The entries need to be copied exactly.

——

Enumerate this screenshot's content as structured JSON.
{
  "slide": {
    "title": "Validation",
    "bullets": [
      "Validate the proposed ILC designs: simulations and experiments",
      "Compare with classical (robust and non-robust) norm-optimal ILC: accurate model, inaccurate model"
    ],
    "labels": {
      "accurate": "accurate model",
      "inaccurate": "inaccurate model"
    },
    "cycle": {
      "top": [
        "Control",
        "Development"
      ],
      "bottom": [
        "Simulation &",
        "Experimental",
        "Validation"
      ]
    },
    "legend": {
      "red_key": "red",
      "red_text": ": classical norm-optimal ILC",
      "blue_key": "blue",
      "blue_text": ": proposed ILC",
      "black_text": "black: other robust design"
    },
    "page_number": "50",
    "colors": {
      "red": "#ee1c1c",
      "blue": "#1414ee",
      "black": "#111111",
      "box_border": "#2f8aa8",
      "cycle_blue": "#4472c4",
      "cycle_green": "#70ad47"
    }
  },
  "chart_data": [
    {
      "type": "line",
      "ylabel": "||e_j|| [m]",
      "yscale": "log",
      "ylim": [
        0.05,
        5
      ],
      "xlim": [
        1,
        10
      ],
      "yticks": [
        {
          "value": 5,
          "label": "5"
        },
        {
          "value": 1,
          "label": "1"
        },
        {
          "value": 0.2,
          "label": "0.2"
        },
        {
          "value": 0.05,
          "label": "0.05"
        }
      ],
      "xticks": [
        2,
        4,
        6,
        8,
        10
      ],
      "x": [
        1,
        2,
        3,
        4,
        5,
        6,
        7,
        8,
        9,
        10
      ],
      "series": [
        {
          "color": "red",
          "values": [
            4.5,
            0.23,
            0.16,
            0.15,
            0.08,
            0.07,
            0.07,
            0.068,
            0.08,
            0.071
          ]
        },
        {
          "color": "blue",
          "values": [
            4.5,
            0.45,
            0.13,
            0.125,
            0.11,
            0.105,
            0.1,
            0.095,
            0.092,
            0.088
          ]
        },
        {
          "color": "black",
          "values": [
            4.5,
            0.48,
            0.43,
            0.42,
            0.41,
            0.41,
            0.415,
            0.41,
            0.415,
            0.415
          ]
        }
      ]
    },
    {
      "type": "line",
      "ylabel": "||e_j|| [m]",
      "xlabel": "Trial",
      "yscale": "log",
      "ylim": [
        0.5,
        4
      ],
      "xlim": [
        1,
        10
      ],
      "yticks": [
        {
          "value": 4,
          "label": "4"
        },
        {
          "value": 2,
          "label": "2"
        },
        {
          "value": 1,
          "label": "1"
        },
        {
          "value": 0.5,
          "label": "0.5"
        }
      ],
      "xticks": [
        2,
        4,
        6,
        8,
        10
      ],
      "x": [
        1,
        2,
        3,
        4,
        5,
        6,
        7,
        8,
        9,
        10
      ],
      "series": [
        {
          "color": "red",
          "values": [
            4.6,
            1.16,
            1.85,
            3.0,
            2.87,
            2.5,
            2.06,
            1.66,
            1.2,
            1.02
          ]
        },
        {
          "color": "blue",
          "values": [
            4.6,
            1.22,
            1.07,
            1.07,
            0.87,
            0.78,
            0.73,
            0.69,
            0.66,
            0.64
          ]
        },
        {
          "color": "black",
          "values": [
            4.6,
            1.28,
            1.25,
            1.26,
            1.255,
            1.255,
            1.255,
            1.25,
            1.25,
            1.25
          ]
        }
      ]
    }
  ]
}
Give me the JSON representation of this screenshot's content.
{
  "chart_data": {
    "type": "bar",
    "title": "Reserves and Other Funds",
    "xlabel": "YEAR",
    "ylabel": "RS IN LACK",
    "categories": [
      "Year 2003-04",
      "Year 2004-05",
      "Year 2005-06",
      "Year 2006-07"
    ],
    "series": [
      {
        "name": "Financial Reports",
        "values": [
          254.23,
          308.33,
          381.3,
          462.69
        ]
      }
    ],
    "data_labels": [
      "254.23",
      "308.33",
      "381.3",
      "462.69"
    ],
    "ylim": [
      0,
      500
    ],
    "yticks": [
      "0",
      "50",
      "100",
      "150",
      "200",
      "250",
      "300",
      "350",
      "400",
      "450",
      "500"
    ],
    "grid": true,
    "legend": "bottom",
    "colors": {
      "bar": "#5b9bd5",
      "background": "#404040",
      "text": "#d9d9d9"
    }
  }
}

——

→ Completed exercise
Enumerate this screenshot's content as structured JSON.
{
  "slide": {
    "title": "Validation",
    "bullets": [
      "Validate the proposed ILC designs: simulations and experiments",
      "Compare with classical (robust and non-robust) norm-optimal ILC: accurate model, inaccurate model"
    ],
    "labels": {
      "accurate": "accurate model",
      "inaccurate": "inaccurate model"
    },
    "cycle": {
      "top": [
        "Control",
        "Development"
      ],
      "bottom": [
        "Simulation &",
        "Experimental",
        "Validation"
      ]
    },
    "legend": {
      "red_key": "red",
      "red_text": ": classical norm-optimal ILC",
      "blue_key": "blue",
      "blue_text": ": proposed ILC",
      "black_text": "black: other robust design"
    },
    "page_number": "50",
    "colors": {
      "red": "#ee1c1c",
      "blue": "#1414ee",
      "black": "#111111",
      "box_border": "#2f8aa8",
      "cycle_blue": "#4472c4",
      "cycle_green": "#70ad47"
    }
  },
  "chart_data": [
    {
      "type": "line",
      "ylabel": "||e_j|| [m]",
      "yscale": "log",
      "ylim": [
        0.05,
        5
      ],
      "xlim": [
        1,
        10
      ],
      "yticks": [
        {
          "value": 5,
          "label": "5"
        },
        {
          "value": 1,
          "label": "1"
        },
        {
          "value": 0.2,
          "label": "0.2"
        },
        {
          "value": 0.05,
          "label": "0.05"
        }
      ],
      "xticks": [
        2,
        4,
        6,
        8,
        10
      ],
      "x": [
        1,
        2,
        3,
        4,
        5,
        6,
        7,
        8,
        9,
        10
      ],
      "series": [
        {
          "color": "red",
          "values": [
            4.5,
            0.23,
            0.16,
            0.15,
            0.08,
            0.07,
            0.07,
            0.068,
            0.08,
            0.071
          ]
        },
        {
          "color": "blue",
          "values": [
            4.5,
            0.45,
            0.13,
            0.125,
            0.11,
            0.105,
            0.1,
            0.095,
            0.092,
            0.088
          ]
        },
        {
          "color": "black",
          "values": [
            4.5,
            0.48,
            0.43,
            0.42,
            0.41,
            0.41,
            0.415,
            0.41,
            0.415,
            0.415
          ]
        }
      ]
    },
    {
      "type": "line",
      "ylabel": "||e_j|| [m]",
      "xlabel": "Trial",
      "yscale": "log",
      "ylim": [
        0.5,
        4
      ],
      "xlim": [
        1,
        10
      ],
      "yticks": [
        {
          "value": 4,
          "label": "4"
        },
        {
          "value": 2,
          "label": "2"
        },
        {
          "value": 1,
          "label": "1"
        },
        {
          "value": 0.5,
          "label": "0.5"
        }
      ],
      "xticks": [
        2,
        4,
        6,
        8,
        10
      ],
      "x": [
        1,
        2,
        3,
        4,
        5,
        6,
        7,
        8,
        9,
        10
      ],
      "series": [
        {
          "color": "red",
          "values": [
            4.6,
            1.16,
            1.85,
            3.0,
            2.87,
            2.5,
            2.06,
            1.66,
            1.2,
            1.02
          ]
        },
        {
          "color": "blue",
          "values": [
            4.6,
            1.22,
            1.07,
            1.07,
            0.87,
            0.78,
            0.73,
            0.69,
            0.66,
            0.64
          ]
        },
        {
          "color": "black",
          "values": [
            4.6,
            1.28,
            1.25,
            1.26,
            1.255,
            1.255,
            1.255,
            1.25,
            1.25,
            1.25
          ]
        }
      ]
    }
  ]
}
Give me the JSON representation of this screenshot's content.
{
  "chart_data": {
    "type": "bar",
    "title": "Reserves and Other Funds",
    "xlabel": "YEAR",
    "ylabel": "RS IN LACK",
    "categories": [
      "Year 2003-04",
      "Year 2004-05",
      "Year 2005-06",
      "Year 2006-07"
    ],
    "series": [
      {
        "name": "Financial Reports",
        "values": [
          254.23,
          308.33,
          381.3,
          462.69
        ]
      }
    ],
    "data_labels": [
      "254.23",
      "308.33",
      "381.3",
      "462.69"
    ],
    "ylim": [
      0,
      500
    ],
    "yticks": [
      "0",
      "50",
      "100",
      "150",
      "200",
      "250",
      "300",
      "350",
      "400",
      "450",
      "500"
    ],
    "grid": true,
    "legend": "bottom",
    "colors": {
      "bar": "#5b9bd5",
      "background": "#404040",
      "text": "#d9d9d9"
    }
  }
}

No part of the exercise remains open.